PROBLEM TO SOLVE
Check every line of the data below for the string "content", and copy the ones that hold it.
-------
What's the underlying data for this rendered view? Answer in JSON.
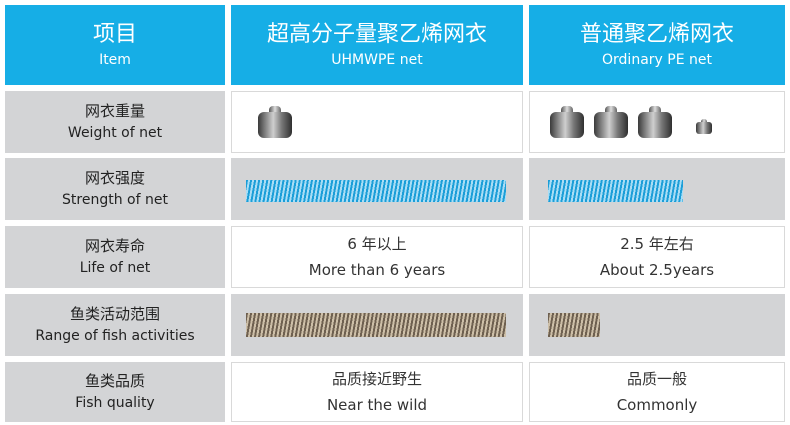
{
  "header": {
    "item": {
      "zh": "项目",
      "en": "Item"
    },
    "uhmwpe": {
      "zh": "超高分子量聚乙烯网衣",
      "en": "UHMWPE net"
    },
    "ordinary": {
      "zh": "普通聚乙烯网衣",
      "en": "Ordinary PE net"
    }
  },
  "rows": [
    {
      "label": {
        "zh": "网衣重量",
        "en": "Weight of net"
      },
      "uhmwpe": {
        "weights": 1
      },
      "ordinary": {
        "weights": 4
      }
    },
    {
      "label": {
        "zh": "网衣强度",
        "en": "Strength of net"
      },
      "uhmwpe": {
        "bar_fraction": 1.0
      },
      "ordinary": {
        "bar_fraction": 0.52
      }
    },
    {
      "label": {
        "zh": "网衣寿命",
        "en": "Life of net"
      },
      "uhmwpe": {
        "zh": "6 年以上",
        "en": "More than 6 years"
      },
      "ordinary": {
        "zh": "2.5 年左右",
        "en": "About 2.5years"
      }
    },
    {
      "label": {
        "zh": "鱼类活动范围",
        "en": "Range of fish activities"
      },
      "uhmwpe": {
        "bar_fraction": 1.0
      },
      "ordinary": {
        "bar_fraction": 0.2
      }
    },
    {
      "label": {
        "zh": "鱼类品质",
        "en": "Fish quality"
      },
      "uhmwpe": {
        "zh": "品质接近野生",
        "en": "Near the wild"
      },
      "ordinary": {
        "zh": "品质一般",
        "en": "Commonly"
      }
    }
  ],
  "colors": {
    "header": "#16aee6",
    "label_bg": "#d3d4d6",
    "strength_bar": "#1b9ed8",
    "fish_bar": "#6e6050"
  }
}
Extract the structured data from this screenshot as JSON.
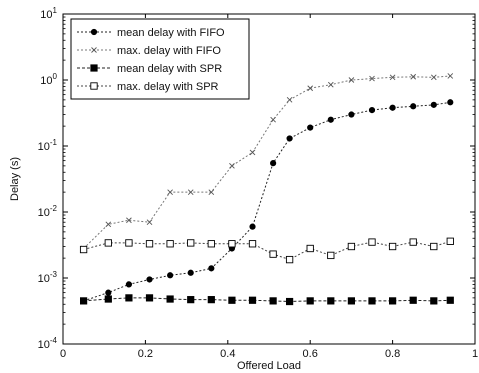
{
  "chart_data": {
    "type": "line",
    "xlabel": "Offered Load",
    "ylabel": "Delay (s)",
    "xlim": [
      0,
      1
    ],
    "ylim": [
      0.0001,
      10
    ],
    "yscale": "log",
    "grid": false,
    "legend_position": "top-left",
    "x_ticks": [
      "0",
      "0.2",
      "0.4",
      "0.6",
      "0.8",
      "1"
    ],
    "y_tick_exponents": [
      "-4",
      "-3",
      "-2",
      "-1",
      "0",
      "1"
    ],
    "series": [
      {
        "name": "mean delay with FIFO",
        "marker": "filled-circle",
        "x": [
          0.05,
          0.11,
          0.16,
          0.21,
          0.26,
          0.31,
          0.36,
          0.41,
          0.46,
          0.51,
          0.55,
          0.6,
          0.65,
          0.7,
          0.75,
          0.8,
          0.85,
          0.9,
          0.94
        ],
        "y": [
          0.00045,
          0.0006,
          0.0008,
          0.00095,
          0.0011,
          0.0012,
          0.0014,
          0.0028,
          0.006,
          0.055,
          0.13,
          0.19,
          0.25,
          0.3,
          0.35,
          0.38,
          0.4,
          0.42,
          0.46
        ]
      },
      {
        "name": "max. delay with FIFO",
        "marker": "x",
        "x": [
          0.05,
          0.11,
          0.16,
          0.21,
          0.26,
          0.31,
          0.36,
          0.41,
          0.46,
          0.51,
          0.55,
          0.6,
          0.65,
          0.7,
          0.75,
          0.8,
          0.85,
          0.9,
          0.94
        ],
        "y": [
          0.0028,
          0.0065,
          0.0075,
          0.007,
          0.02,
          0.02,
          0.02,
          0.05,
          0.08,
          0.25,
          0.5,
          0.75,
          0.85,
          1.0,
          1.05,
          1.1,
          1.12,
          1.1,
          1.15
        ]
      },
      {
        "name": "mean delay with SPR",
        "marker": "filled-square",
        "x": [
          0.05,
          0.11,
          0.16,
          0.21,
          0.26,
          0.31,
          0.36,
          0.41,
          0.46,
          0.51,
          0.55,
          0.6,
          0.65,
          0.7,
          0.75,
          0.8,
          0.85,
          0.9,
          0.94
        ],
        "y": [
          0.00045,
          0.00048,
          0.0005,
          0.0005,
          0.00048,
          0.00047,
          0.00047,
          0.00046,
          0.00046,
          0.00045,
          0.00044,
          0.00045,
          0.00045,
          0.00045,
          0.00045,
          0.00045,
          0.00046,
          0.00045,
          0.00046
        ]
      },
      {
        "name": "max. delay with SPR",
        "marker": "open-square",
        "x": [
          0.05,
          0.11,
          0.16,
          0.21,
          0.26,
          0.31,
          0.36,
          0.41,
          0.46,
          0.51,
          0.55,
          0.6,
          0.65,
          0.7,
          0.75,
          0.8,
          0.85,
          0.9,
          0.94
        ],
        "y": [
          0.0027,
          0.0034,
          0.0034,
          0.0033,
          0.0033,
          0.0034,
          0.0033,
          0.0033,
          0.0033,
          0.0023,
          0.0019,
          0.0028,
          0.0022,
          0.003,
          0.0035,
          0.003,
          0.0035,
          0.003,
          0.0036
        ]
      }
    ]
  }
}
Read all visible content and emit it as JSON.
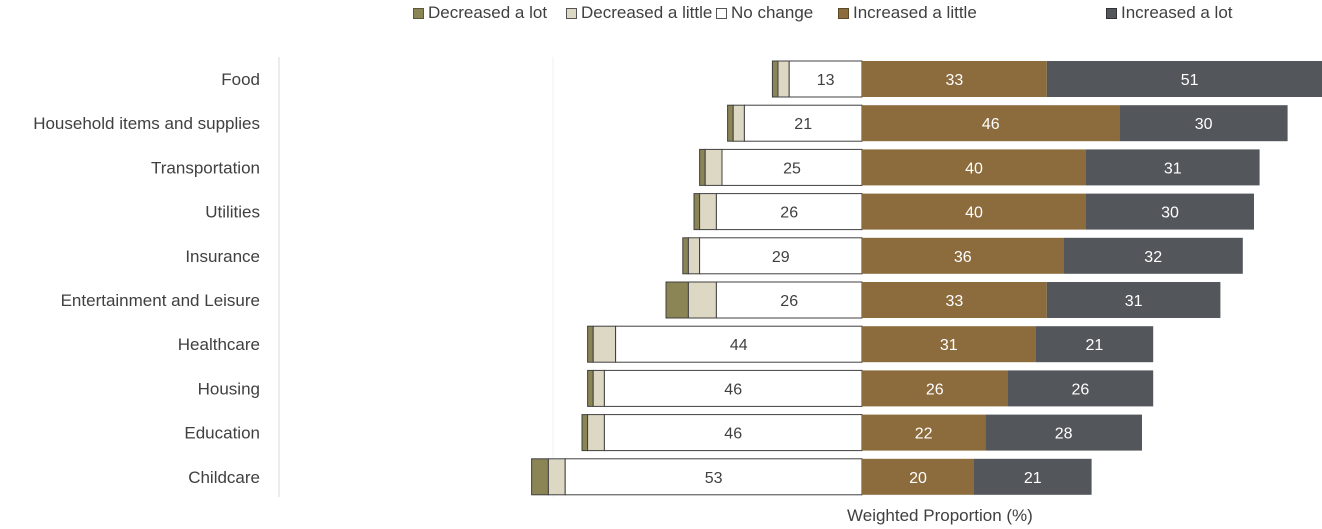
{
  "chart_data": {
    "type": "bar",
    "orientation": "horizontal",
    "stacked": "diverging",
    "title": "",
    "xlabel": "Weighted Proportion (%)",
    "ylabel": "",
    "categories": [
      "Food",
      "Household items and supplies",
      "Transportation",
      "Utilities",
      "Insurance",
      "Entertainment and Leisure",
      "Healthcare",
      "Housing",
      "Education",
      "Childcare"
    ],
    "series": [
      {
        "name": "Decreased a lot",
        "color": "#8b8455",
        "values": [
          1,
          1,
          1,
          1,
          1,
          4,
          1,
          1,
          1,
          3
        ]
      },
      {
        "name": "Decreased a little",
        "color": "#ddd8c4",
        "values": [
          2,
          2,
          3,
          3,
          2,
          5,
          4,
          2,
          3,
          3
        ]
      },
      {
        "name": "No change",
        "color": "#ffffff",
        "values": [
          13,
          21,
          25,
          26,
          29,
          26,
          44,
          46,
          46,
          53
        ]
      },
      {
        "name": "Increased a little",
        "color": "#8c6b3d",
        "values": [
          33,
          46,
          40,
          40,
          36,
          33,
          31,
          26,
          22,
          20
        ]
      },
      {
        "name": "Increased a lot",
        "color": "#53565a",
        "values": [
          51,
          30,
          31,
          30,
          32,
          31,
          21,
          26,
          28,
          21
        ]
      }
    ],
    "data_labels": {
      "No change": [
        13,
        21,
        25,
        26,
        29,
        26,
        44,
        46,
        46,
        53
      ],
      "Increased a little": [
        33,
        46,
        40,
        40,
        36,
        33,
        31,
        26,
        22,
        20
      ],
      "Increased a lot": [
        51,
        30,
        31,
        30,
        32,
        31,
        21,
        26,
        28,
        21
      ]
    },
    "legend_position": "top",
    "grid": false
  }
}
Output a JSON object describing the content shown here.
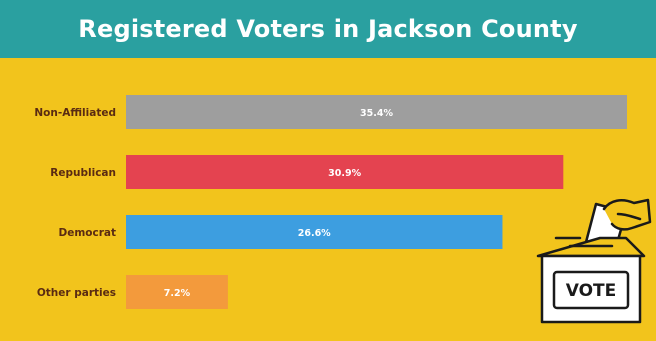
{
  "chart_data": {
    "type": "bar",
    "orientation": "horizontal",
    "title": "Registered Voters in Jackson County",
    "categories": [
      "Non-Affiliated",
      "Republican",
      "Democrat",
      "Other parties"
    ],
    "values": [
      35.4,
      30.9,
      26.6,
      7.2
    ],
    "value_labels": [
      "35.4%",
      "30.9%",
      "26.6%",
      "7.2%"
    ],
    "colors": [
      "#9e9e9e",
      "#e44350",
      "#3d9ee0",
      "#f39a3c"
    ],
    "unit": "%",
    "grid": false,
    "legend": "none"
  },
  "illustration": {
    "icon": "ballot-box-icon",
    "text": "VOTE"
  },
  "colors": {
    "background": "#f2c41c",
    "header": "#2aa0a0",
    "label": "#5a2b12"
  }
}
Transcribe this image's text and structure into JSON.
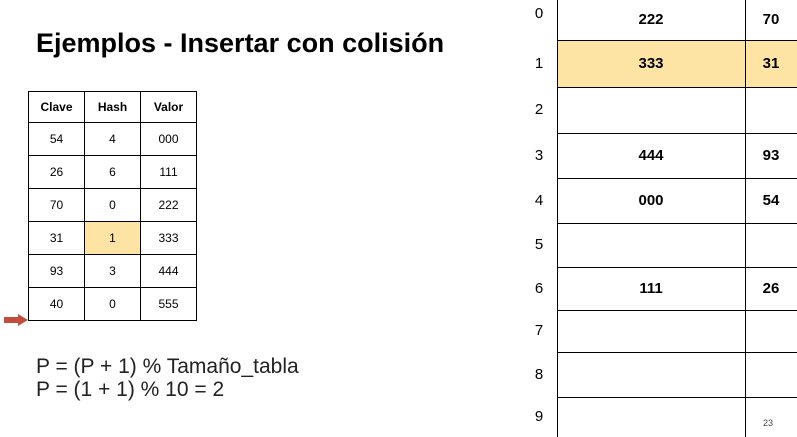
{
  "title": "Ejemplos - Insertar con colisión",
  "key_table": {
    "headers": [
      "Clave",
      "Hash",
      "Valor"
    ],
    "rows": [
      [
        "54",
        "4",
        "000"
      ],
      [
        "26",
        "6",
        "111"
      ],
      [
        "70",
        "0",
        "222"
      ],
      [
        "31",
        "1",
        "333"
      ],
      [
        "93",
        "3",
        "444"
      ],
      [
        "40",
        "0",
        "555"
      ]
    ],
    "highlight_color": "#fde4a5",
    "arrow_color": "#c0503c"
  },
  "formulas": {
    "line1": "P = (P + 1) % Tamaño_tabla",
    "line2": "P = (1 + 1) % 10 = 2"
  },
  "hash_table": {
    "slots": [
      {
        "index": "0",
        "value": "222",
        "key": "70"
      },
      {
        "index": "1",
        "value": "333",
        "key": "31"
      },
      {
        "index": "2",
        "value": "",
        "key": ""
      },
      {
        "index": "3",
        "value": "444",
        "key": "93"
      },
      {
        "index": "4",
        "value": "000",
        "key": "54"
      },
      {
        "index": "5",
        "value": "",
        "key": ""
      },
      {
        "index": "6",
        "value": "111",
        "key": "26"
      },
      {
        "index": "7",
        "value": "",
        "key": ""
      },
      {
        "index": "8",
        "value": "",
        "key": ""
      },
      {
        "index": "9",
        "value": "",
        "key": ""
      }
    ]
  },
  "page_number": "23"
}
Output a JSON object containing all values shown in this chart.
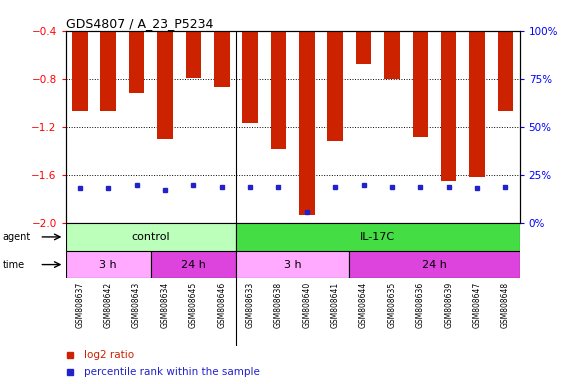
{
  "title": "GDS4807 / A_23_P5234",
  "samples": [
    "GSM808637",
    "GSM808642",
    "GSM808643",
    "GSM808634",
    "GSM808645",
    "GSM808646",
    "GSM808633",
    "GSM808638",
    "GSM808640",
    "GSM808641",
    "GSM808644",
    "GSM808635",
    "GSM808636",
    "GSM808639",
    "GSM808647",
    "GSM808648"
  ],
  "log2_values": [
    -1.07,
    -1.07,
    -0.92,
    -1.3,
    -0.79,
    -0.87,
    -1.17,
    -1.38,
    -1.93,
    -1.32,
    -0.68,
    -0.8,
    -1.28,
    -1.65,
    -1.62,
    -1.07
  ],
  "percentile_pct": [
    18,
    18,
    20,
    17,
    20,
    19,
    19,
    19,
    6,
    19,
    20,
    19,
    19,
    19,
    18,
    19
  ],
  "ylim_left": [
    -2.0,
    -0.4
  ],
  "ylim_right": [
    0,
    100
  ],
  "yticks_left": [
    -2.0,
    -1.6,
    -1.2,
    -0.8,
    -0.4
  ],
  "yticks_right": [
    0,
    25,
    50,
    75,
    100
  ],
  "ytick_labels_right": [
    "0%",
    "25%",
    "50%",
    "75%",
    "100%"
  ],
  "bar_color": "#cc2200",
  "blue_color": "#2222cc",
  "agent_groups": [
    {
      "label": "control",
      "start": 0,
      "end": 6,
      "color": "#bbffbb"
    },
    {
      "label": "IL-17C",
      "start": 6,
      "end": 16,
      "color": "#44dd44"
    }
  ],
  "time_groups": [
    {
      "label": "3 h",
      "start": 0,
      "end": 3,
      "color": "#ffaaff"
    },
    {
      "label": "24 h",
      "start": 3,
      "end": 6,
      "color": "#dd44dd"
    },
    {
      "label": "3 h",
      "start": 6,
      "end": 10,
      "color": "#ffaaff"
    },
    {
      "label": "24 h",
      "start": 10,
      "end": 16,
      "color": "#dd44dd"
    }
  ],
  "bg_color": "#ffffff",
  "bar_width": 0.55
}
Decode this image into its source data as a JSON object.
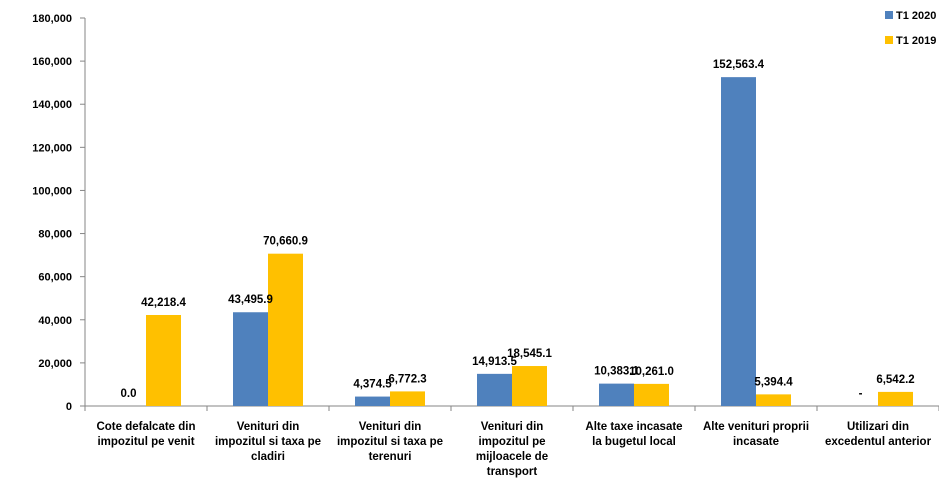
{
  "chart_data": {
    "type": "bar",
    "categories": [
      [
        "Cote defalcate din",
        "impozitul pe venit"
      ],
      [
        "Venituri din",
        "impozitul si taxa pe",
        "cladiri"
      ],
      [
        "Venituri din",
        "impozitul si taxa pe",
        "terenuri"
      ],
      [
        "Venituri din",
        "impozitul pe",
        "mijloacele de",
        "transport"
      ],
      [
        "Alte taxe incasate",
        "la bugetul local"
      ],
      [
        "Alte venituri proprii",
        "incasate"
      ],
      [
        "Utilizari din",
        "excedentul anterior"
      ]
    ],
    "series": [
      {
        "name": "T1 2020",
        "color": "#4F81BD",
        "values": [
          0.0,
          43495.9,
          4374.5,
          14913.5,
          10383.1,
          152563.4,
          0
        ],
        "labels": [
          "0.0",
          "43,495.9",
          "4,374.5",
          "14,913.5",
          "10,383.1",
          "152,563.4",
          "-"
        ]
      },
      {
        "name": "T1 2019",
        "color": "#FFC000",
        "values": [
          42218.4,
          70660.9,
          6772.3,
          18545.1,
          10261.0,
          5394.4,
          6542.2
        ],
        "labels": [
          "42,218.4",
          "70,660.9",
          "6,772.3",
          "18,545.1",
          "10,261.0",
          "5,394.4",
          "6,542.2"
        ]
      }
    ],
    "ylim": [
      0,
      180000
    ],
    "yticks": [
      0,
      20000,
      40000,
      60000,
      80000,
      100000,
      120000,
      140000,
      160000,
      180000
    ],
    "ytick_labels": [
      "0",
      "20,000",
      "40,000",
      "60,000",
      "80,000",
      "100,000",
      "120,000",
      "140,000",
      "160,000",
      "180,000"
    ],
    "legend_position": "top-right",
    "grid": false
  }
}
-------
SOLUTION FOR THIS TASK
Read all visible content and emit it as JSON.
Output a JSON object describing the content shown here.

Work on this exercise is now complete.